◆ Task objective
Show each line of the records below that contains the string "marker", copying every such line in full.

◆ Record excerpts

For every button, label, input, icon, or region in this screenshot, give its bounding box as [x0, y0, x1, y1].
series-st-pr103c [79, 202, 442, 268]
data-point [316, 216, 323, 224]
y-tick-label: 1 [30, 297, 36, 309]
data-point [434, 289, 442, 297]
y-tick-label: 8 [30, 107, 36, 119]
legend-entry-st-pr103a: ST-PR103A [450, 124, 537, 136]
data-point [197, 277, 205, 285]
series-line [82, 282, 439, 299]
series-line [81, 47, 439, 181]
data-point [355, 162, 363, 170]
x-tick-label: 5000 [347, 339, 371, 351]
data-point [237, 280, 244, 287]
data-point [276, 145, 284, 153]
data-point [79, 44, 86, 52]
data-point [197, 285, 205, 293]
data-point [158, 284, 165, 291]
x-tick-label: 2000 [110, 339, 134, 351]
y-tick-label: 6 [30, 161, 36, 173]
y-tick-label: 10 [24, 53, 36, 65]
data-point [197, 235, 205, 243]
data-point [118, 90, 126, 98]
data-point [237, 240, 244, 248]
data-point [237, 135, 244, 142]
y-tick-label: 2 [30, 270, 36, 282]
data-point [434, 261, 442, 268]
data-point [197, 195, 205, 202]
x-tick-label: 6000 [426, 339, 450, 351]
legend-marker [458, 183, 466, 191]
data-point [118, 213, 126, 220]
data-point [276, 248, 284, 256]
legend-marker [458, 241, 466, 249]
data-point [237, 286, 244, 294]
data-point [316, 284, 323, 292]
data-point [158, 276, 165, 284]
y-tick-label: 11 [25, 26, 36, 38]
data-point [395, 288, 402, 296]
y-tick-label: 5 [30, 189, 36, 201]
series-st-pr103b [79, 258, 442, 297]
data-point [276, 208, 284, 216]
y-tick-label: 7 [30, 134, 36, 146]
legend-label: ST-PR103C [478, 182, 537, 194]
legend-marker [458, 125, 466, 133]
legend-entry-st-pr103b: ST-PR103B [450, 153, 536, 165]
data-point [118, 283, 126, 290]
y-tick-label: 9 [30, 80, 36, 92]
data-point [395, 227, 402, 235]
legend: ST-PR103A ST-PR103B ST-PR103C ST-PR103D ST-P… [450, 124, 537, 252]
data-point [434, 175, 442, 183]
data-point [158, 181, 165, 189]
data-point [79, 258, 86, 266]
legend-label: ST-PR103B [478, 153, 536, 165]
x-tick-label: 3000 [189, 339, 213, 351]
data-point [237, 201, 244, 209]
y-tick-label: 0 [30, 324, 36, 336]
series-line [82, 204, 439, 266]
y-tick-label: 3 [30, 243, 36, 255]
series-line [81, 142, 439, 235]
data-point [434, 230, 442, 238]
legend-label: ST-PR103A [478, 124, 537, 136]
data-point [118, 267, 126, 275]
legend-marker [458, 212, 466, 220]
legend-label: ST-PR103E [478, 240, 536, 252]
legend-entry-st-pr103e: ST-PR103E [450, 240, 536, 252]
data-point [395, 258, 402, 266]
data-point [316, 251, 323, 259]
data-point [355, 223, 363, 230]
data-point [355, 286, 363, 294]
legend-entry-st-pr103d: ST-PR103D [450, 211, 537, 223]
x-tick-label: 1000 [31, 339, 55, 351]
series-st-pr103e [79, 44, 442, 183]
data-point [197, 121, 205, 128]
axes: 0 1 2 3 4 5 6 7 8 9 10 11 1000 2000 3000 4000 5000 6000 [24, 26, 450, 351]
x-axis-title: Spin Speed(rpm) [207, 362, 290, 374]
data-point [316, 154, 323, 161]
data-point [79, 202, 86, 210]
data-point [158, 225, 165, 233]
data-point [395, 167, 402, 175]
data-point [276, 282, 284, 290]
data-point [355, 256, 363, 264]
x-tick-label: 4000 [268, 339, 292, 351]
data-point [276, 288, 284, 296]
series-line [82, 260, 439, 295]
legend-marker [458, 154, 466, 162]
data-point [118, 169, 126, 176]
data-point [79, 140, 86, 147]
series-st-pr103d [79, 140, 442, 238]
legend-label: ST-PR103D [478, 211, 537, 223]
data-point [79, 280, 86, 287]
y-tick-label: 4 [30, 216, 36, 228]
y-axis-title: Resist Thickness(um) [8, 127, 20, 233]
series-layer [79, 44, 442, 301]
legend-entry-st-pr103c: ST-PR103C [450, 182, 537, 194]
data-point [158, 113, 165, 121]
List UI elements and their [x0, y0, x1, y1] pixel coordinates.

--

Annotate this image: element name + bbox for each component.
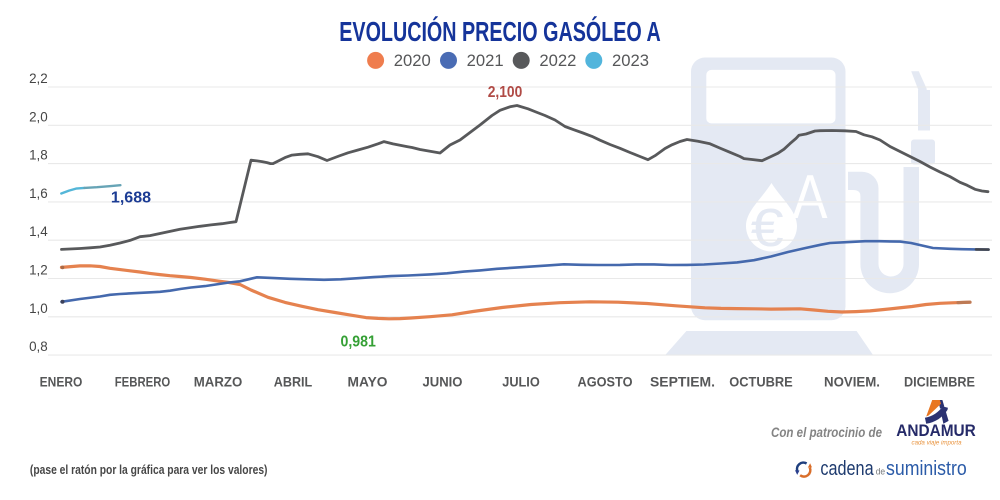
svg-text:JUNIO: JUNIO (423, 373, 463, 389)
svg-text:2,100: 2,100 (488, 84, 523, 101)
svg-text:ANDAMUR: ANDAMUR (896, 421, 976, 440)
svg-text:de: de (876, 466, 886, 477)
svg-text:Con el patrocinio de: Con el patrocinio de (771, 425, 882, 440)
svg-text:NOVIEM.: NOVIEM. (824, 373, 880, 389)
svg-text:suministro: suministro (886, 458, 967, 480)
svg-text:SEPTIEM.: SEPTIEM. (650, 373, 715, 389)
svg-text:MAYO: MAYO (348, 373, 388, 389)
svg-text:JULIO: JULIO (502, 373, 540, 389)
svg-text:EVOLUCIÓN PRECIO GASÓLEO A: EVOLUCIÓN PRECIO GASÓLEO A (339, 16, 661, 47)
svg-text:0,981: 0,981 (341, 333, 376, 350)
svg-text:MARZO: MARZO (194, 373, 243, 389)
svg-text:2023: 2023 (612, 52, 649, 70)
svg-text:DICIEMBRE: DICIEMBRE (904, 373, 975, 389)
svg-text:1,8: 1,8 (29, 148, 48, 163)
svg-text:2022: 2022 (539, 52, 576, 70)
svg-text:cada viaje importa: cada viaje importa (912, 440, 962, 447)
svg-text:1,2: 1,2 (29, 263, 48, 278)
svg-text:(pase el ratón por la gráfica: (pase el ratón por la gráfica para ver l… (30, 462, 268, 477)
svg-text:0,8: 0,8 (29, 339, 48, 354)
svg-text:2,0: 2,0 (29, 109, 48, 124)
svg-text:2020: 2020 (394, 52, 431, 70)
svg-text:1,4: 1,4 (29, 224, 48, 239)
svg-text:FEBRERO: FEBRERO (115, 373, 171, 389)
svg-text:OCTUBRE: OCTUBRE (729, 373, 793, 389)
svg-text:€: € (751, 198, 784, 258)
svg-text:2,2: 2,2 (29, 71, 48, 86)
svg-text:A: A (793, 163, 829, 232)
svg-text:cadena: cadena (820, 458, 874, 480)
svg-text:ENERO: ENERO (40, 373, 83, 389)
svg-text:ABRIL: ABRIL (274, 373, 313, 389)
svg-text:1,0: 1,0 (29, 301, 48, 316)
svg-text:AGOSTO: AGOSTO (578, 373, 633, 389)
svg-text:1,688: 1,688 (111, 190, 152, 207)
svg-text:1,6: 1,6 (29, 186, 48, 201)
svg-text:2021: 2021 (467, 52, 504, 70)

◆ Solution
legend-marker [458, 183, 466, 191]
legend-marker [458, 241, 466, 249]
legend-marker [458, 125, 466, 133]
legend-marker [458, 212, 466, 220]
legend-marker [458, 154, 466, 162]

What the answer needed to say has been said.